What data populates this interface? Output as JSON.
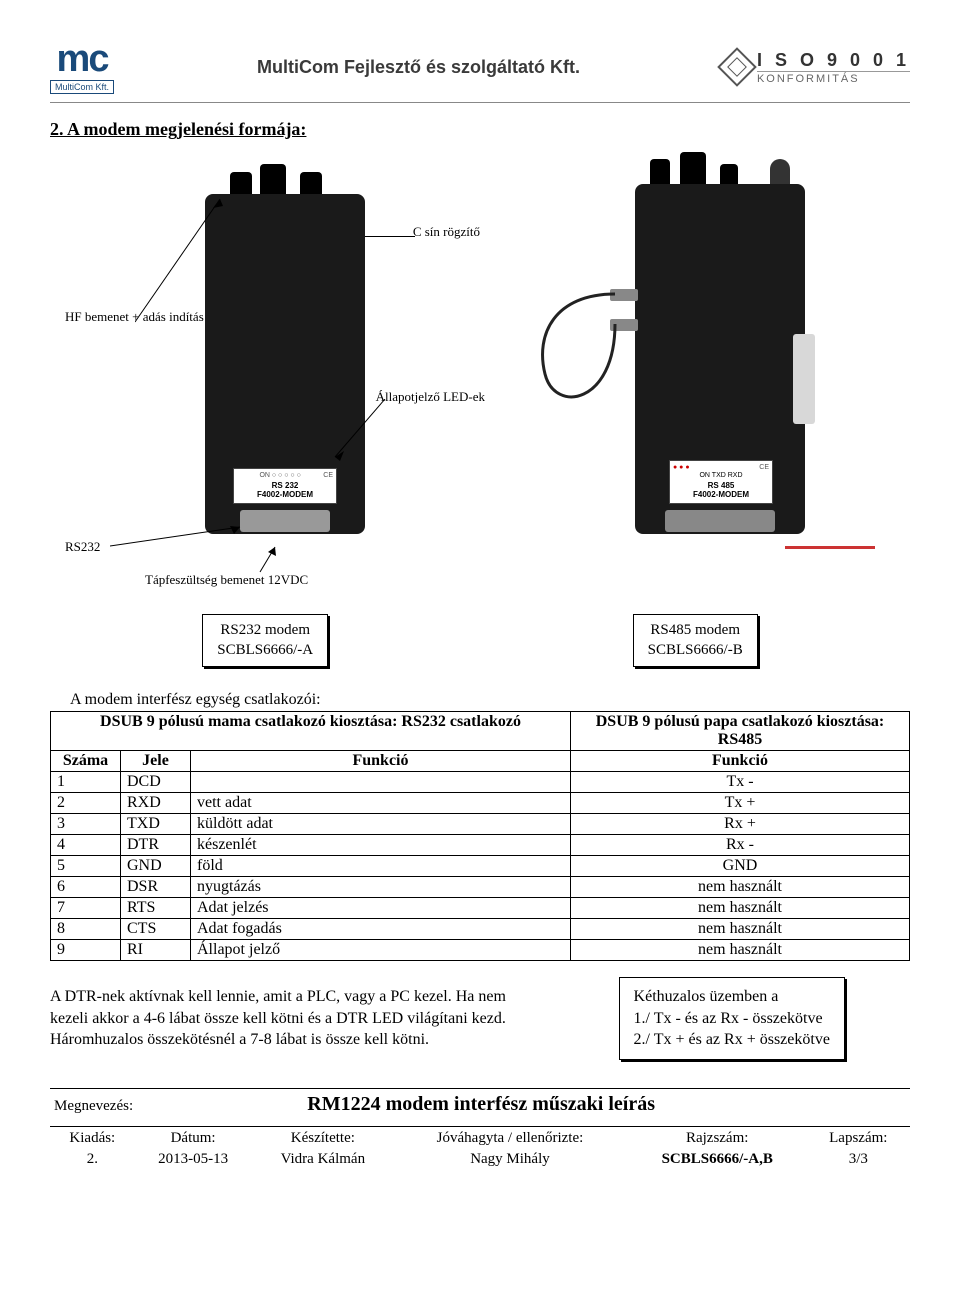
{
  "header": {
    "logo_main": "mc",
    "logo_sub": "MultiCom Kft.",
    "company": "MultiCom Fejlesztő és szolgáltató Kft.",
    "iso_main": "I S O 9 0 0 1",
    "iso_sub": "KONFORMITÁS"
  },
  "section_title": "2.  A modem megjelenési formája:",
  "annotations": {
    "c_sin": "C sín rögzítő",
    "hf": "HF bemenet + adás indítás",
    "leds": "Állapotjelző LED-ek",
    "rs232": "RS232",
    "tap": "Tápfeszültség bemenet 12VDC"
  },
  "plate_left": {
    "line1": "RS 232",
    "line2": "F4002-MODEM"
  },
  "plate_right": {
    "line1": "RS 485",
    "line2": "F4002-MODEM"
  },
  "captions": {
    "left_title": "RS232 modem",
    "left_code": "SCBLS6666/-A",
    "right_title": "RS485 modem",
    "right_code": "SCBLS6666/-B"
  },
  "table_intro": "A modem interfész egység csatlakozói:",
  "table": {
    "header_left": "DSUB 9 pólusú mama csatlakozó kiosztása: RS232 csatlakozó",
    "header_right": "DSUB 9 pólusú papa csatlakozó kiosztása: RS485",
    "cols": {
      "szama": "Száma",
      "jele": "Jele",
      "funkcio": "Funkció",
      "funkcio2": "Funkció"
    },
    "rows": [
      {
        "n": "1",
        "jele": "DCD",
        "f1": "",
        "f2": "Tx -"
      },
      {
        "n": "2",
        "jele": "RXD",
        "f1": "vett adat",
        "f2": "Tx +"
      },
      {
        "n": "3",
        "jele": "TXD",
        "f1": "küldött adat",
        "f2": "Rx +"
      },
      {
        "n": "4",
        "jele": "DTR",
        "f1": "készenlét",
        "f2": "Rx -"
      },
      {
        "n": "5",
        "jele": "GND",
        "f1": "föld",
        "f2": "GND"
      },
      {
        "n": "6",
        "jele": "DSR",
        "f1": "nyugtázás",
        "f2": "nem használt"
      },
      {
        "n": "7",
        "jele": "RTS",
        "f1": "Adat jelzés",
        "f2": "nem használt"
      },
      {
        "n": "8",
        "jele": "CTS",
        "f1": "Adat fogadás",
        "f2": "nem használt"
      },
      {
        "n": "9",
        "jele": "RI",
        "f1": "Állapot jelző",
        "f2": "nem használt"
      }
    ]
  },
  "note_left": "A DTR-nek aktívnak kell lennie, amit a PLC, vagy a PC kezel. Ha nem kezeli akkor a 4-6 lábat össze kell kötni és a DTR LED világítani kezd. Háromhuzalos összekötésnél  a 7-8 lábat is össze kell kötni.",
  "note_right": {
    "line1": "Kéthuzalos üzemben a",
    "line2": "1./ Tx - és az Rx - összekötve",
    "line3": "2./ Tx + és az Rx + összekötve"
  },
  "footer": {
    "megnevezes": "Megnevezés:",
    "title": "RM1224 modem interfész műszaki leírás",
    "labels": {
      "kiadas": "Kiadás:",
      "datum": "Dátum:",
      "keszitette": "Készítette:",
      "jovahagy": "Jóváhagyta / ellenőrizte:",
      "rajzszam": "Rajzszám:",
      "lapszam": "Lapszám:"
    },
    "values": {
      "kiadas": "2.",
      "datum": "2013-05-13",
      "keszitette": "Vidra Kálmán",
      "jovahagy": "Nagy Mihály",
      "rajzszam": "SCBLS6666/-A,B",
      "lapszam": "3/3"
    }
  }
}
* * *
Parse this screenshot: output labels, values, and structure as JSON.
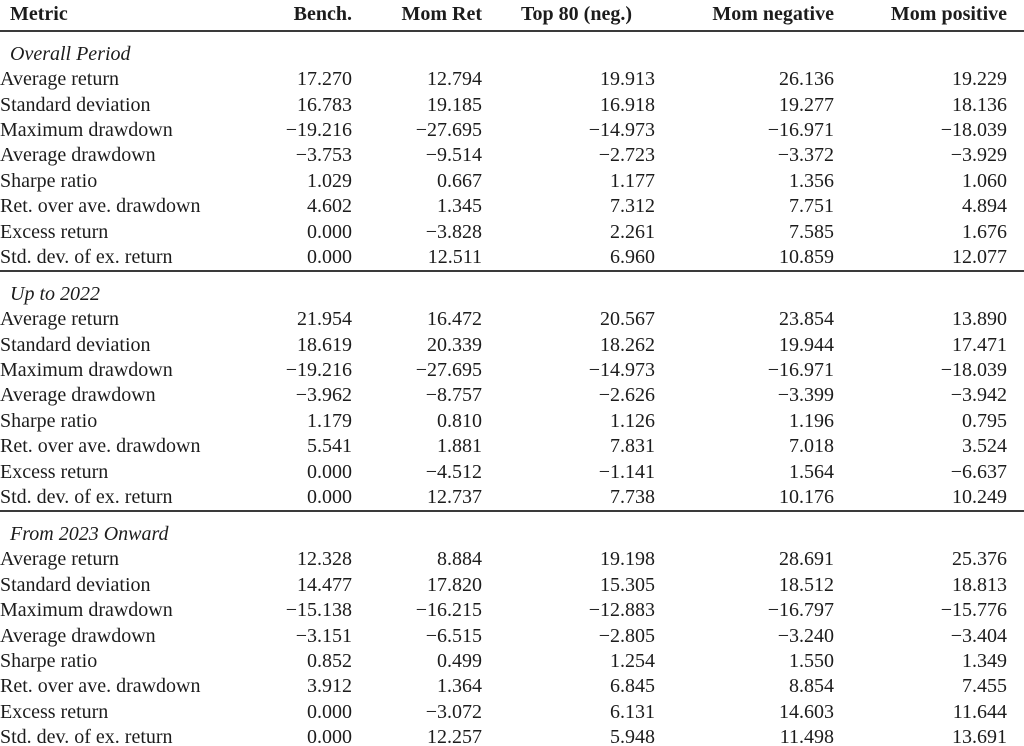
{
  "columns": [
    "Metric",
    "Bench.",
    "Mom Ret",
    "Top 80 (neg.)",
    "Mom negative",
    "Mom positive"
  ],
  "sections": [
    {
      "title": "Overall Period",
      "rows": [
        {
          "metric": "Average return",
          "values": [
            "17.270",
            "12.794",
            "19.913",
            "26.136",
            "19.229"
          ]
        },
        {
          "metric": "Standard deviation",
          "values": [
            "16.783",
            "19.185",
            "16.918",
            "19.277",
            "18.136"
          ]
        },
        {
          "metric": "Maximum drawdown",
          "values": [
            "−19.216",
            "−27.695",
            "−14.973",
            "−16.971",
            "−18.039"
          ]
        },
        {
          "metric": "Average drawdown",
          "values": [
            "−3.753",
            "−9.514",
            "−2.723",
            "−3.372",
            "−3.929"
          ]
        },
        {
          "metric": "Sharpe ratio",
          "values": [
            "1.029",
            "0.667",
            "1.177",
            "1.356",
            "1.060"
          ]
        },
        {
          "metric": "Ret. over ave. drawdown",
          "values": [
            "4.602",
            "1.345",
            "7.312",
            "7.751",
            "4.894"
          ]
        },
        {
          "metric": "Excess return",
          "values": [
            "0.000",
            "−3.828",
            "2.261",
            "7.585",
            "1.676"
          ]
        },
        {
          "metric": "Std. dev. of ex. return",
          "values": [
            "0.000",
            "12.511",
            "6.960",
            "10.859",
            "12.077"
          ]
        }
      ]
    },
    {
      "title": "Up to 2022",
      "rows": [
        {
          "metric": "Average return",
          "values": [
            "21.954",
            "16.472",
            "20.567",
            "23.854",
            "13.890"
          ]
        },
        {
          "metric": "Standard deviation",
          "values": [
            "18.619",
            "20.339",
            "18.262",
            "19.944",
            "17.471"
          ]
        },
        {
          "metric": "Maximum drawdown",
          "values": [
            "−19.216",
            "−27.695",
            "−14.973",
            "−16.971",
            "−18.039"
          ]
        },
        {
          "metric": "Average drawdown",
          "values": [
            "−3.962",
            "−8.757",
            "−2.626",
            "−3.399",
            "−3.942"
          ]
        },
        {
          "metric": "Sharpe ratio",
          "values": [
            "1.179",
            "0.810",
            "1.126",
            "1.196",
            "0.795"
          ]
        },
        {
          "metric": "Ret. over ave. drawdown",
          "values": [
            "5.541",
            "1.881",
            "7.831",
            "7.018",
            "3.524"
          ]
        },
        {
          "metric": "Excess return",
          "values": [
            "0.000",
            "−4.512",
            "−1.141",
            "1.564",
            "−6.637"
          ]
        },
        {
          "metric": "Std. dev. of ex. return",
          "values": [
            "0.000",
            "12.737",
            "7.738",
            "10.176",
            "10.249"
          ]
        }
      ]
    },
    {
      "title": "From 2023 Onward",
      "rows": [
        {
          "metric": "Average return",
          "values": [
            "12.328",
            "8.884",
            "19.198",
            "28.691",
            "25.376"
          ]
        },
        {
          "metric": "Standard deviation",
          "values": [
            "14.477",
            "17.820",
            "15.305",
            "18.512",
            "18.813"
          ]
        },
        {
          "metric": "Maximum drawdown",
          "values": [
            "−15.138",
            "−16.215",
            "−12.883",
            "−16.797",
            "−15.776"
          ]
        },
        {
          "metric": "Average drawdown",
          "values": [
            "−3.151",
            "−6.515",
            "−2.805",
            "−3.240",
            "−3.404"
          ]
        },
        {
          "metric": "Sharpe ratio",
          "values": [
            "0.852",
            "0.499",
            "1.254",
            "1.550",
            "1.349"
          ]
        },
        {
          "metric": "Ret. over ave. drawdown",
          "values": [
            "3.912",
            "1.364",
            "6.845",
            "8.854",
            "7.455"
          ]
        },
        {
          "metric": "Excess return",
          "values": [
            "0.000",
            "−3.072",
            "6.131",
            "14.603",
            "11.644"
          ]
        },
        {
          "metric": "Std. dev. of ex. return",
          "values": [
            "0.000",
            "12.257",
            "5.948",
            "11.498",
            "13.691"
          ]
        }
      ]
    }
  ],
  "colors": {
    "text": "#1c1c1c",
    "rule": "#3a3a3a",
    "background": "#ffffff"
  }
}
...
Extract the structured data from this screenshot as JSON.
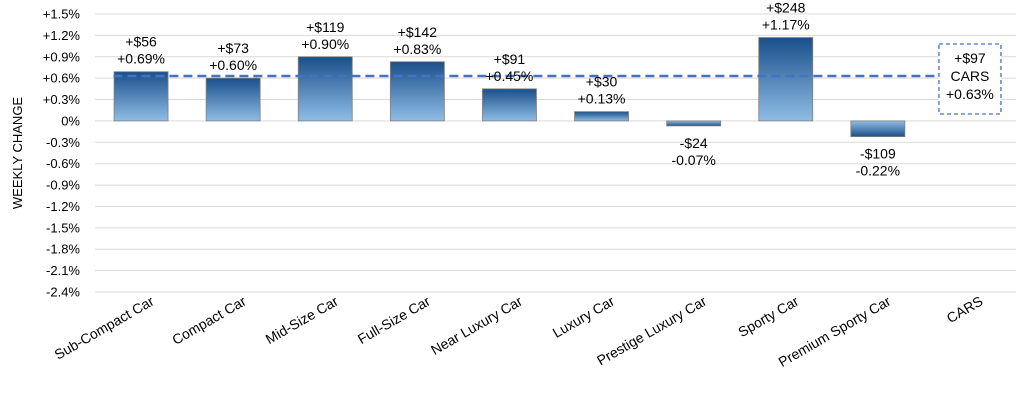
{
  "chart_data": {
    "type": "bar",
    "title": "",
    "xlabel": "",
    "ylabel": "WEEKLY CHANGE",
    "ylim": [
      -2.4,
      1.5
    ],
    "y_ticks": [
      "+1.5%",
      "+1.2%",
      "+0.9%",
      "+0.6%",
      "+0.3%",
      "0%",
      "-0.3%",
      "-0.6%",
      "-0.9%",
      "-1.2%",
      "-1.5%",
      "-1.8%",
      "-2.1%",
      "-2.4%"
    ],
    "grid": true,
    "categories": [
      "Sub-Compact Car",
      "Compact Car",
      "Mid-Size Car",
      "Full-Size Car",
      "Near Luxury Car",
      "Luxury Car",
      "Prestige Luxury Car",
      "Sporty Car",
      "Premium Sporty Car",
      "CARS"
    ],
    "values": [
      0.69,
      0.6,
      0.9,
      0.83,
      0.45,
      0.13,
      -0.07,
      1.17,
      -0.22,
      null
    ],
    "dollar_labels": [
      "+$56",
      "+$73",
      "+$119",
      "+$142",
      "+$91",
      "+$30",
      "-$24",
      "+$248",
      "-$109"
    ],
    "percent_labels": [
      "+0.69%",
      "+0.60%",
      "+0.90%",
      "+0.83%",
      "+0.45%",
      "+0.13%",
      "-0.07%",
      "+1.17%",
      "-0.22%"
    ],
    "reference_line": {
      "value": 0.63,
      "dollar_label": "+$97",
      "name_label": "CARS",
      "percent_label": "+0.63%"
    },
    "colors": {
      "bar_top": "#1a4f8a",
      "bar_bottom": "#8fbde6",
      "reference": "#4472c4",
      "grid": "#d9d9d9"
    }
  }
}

▸ Task prompt: Sift the material for lines with the string "pólusú". Copy each one found.

▸ Completed exercise:
    "header_left": "DSUB 9 pólusú mama csatlakozó kiosztása: RS232 csatlakozó",
    "header_right": "DSUB 9 pólusú papa csatlakozó kiosztása: RS485",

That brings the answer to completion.